### EXERCISE PROMPT:
In your copy, include every line of the listing below exactly but none of the pictures.

### DATA ENTRIES:

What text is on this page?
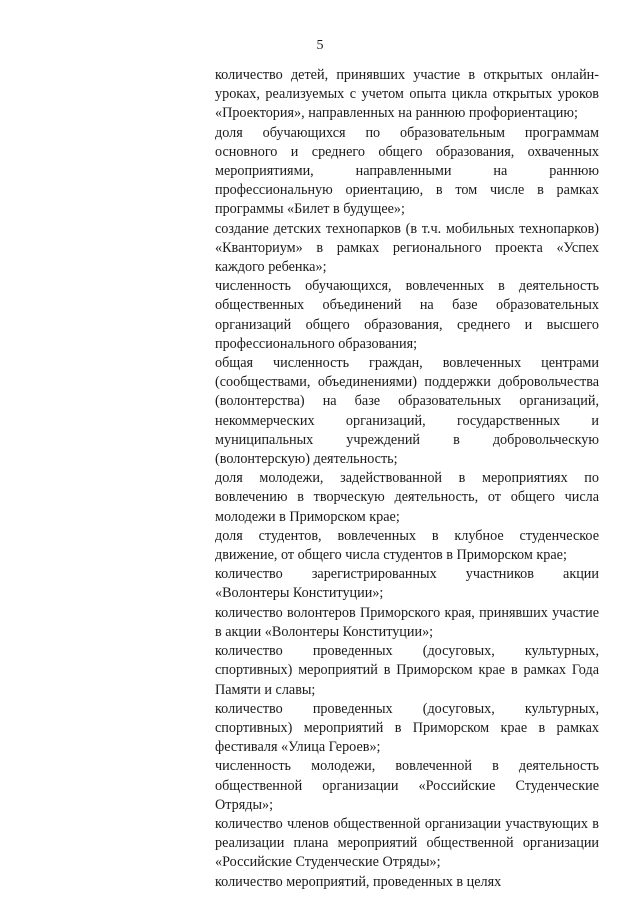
5

количество детей, принявших участие в открытых онлайн-уроках, реализуемых с учетом опыта цикла открытых уроков «Проектория», направленных на раннюю профориентацию;

доля обучающихся по образовательным программам основного и среднего общего образования, охваченных мероприятиями, направленными на раннюю профессиональную ориентацию, в том числе в рамках программы «Билет в будущее»;

создание детских технопарков (в т.ч. мобильных технопарков) «Кванториум» в рамках регионального проекта «Успех каждого ребенка»;

численность обучающихся, вовлеченных в деятельность общественных объединений на базе образовательных организаций общего образования, среднего и высшего профессионального образования;

общая численность граждан, вовлеченных центрами (сообществами, объединениями) поддержки добровольчества (волонтерства) на базе образовательных организаций, некоммерческих организаций, государственных и муниципальных учреждений в добровольческую (волонтерскую) деятельность;

доля молодежи, задействованной в мероприятиях по вовлечению в творческую деятельность, от общего числа молодежи в Приморском крае;

доля студентов, вовлеченных в клубное студенческое движение, от общего числа студентов в Приморском крае;

количество зарегистрированных участников акции «Волонтеры Конституции»;

количество волонтеров Приморского края, принявших участие в акции «Волонтеры Конституции»;

количество проведенных (досуговых, культурных, спортивных) мероприятий в Приморском крае в рамках Года Памяти и славы;

количество проведенных (досуговых, культурных, спортивных) мероприятий в Приморском крае в рамках фестиваля «Улица Героев»;

численность молодежи, вовлеченной в деятельность общественной организации «Российские Студенческие Отряды»;

количество членов общественной организации участвующих в реализации плана мероприятий общественной организации «Российские Студенческие Отряды»;

количество мероприятий, проведенных в целях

### RESULT OF THIS TASK:
What text is on this page?
5

количество детей, принявших участие в открытых онлайн-уроках, реализуемых с учетом опыта цикла открытых уроков «Проектория», направленных на раннюю профориентацию;

доля обучающихся по образовательным программам основного и среднего общего образования, охваченных мероприятиями, направленными на раннюю профессиональную ориентацию, в том числе в рамках программы «Билет в будущее»;

создание детских технопарков (в т.ч. мобильных технопарков) «Кванториум» в рамках регионального проекта «Успех каждого ребенка»;

численность обучающихся, вовлеченных в деятельность общественных объединений на базе образовательных организаций общего образования, среднего и высшего профессионального образования;

общая численность граждан, вовлеченных центрами (сообществами, объединениями) поддержки добровольчества (волонтерства) на базе образовательных организаций, некоммерческих организаций, государственных и муниципальных учреждений в добровольческую (волонтерскую) деятельность;

доля молодежи, задействованной в мероприятиях по вовлечению в творческую деятельность, от общего числа молодежи в Приморском крае;

доля студентов, вовлеченных в клубное студенческое движение, от общего числа студентов в Приморском крае;

количество зарегистрированных участников акции «Волонтеры Конституции»;

количество волонтеров Приморского края, принявших участие в акции «Волонтеры Конституции»;

количество проведенных (досуговых, культурных, спортивных) мероприятий в Приморском крае в рамках Года Памяти и славы;

количество проведенных (досуговых, культурных, спортивных) мероприятий в Приморском крае в рамках фестиваля «Улица Героев»;

численность молодежи, вовлеченной в деятельность общественной организации «Российские Студенческие Отряды»;

количество членов общественной организации участвующих в реализации плана мероприятий общественной организации «Российские Студенческие Отряды»;

количество мероприятий, проведенных в целях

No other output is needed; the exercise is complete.